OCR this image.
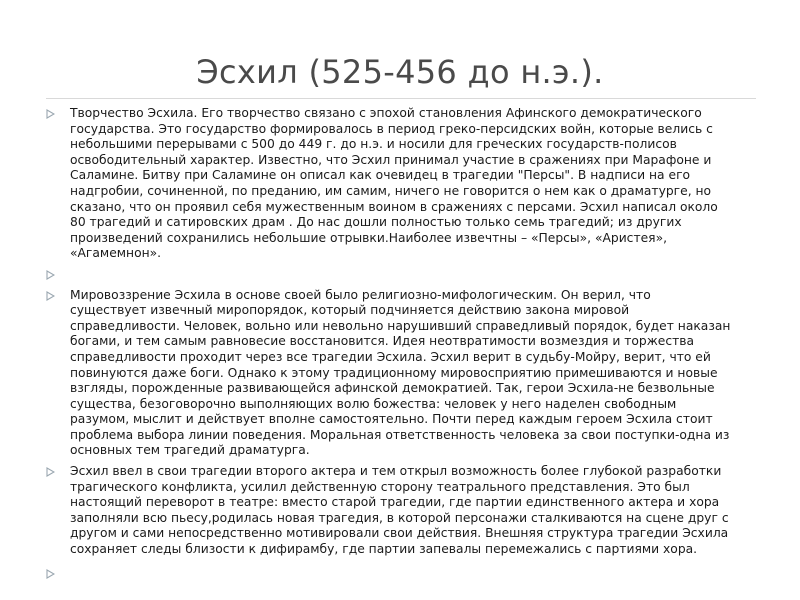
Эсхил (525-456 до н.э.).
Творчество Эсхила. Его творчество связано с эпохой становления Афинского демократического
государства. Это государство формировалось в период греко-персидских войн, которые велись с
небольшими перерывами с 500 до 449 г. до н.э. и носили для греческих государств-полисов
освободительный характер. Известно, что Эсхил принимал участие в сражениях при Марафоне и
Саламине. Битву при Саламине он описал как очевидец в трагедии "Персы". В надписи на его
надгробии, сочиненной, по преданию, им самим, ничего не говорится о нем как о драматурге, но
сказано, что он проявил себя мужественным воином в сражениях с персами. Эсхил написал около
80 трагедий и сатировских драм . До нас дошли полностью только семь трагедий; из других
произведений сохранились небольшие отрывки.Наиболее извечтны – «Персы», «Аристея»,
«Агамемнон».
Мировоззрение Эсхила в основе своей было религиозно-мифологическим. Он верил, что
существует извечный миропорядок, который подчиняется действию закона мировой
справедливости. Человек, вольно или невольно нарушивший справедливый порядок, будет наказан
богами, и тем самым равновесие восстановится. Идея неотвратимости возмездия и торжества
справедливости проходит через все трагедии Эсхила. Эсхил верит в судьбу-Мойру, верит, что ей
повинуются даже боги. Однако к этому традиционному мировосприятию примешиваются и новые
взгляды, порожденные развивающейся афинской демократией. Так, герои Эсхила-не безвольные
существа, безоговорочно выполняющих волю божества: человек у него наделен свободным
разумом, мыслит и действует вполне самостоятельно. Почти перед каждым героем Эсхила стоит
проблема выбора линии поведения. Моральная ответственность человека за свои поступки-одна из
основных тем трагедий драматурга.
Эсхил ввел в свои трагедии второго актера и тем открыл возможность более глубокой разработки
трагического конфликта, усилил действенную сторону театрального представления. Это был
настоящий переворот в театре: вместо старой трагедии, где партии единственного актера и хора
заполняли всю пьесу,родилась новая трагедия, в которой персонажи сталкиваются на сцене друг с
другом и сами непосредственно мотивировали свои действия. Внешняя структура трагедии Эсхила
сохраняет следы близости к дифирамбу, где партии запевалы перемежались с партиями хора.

****************************************

Count each line of the data where the word "сражениях" appears, then reply with the total only.

> **OUTPUT**: 2